=== What you will do ===
Filter the entries below, keeping every line that has the word "Highways".

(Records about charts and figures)
╭──
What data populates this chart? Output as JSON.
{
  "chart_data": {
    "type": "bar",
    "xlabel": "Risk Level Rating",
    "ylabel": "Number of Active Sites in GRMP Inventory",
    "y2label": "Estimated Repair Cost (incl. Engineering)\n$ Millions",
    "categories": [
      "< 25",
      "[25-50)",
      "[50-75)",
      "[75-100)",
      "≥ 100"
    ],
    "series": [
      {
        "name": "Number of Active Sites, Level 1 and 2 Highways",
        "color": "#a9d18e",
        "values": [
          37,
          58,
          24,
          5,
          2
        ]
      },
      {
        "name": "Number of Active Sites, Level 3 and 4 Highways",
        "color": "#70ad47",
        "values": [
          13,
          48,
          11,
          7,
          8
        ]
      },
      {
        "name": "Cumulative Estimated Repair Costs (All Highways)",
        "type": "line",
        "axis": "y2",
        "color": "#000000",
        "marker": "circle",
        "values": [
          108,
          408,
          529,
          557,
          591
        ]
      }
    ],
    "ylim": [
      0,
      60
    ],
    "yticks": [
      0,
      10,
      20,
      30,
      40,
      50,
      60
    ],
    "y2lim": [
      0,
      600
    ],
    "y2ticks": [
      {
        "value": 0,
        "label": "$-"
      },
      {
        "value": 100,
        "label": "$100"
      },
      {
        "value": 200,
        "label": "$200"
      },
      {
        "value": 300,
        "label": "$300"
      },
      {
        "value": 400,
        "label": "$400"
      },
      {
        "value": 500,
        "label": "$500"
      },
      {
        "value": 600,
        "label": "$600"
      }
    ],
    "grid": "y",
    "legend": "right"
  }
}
╰──
╭──
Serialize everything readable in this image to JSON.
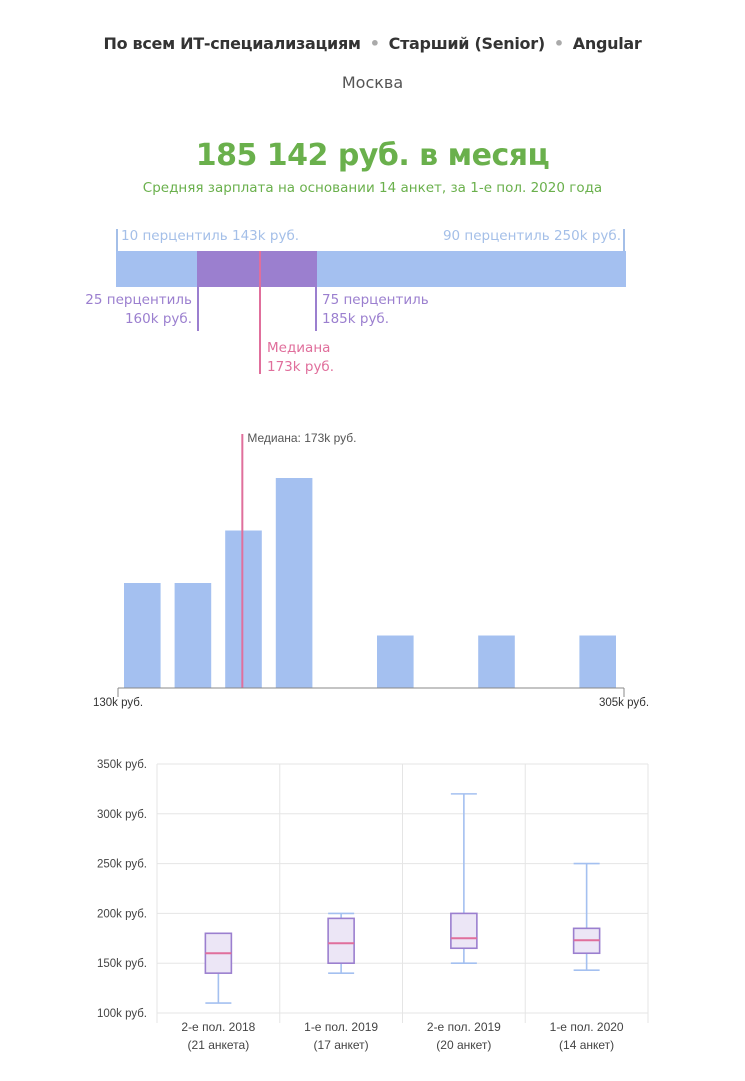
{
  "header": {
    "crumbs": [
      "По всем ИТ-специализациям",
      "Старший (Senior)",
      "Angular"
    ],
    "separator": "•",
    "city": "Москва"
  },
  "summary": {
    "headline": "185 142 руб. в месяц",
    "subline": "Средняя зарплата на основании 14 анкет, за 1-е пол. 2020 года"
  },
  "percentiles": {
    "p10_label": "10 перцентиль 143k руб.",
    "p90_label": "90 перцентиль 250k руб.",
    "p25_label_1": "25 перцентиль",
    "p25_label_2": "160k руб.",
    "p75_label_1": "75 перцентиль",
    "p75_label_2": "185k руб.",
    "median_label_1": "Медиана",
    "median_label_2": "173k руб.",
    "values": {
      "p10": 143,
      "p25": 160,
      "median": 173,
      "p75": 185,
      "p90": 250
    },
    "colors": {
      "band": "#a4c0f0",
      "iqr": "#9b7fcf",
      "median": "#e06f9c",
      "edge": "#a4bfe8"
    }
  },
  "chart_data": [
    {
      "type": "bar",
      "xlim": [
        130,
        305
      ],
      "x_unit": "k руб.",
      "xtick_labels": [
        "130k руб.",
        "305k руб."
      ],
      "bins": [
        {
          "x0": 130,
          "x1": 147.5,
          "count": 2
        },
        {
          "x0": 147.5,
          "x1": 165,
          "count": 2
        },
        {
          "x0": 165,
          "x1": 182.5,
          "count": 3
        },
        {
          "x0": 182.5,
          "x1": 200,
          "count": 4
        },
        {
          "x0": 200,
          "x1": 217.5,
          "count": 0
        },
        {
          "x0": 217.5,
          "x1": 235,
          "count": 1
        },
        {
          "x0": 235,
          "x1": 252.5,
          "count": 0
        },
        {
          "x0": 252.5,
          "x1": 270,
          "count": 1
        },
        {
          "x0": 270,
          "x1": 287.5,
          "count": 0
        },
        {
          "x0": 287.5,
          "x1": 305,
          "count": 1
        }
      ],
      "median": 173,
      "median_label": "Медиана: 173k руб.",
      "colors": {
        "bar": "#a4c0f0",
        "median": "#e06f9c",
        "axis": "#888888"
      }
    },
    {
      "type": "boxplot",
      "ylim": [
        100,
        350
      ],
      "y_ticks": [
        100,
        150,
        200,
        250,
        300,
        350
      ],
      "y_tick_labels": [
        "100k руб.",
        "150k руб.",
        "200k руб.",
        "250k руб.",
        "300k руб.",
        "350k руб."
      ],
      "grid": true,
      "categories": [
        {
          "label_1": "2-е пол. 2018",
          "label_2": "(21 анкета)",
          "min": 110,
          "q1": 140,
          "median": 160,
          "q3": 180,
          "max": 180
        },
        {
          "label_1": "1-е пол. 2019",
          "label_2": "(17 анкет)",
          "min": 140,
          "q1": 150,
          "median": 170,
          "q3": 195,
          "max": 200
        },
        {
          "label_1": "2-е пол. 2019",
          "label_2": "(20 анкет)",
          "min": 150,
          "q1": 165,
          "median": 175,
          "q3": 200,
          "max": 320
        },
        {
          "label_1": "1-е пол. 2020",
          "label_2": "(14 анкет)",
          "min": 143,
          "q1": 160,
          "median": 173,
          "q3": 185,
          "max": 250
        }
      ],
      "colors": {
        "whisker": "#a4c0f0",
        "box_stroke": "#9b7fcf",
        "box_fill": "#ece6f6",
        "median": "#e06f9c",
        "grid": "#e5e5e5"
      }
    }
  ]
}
╰──
=== Reply to the task ===
        "name": "Number of Active Sites, Level 1 and 2 Highways",
        "name": "Number of Active Sites, Level 3 and 4 Highways",
        "name": "Cumulative Estimated Repair Costs (All Highways)",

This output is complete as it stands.